* start Source data *

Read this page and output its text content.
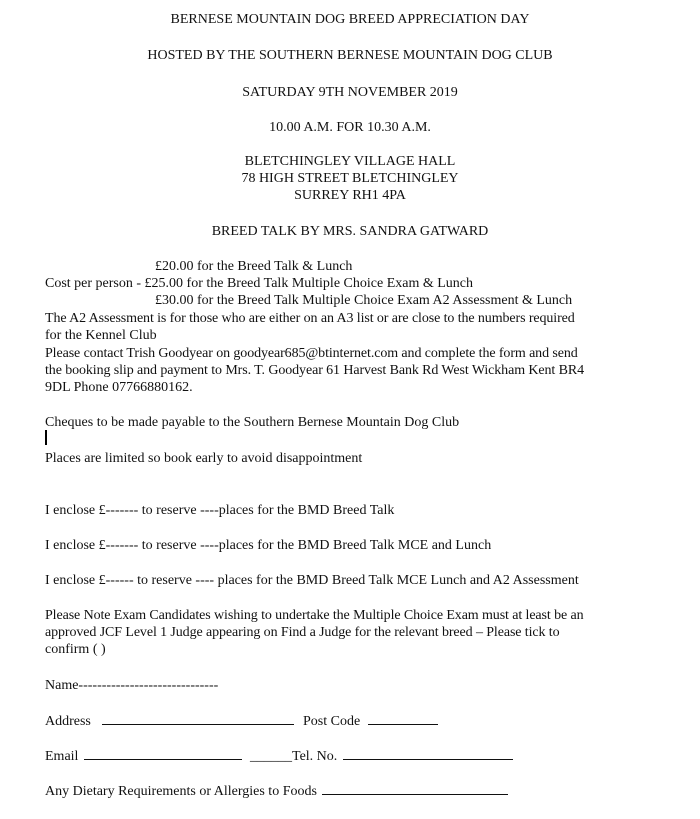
BERNESE MOUNTAIN DOG BREED APPRECIATION DAY
HOSTED BY THE SOUTHERN BERNESE MOUNTAIN DOG CLUB
SATURDAY 9TH NOVEMBER 2019
10.00 A.M. FOR 10.30 A.M.
BLETCHINGLEY VILLAGE HALL
78 HIGH STREET BLETCHINGLEY
SURREY RH1 4PA
BREED TALK BY MRS. SANDRA GATWARD
£20.00 for the Breed Talk & Lunch
Cost per person - £25.00 for the Breed Talk Multiple Choice Exam & Lunch
£30.00 for the Breed Talk Multiple Choice Exam A2 Assessment & Lunch
The A2 Assessment is for those who are either on an A3 list or are close to the numbers required
for the Kennel Club
Please contact Trish Goodyear on goodyear685@btinternet.com and complete the form and send
the booking slip and payment to Mrs. T. Goodyear 61 Harvest Bank Rd West Wickham Kent BR4
9DL Phone 07766880162.
Cheques to be made payable to the Southern Bernese Mountain Dog Club
Places are limited so book early to avoid disappointment
I enclose £------- to reserve ----places for the BMD Breed Talk
I enclose £------- to reserve ----places for the BMD Breed Talk MCE and Lunch
I enclose £------ to reserve ---- places for the BMD Breed Talk MCE Lunch and A2 Assessment
Please Note Exam Candidates wishing to undertake the Multiple Choice Exam must at least be an
approved JCF Level 1 Judge appearing on Find a Judge for the relevant breed – Please tick to
confirm ( )
Name------------------------------
Address	Post Code
Email	______Tel. No.
Any Dietary Requirements or Allergies to Foods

* end Source data *

■ **Problem details**
Copy every line above that includes the string "enclose".

■ **Task solution**
I enclose £------- to reserve ----places for the BMD Breed Talk
I enclose £------- to reserve ----places for the BMD Breed Talk MCE and Lunch
I enclose £------ to reserve ---- places for the BMD Breed Talk MCE Lunch and A2 Assessment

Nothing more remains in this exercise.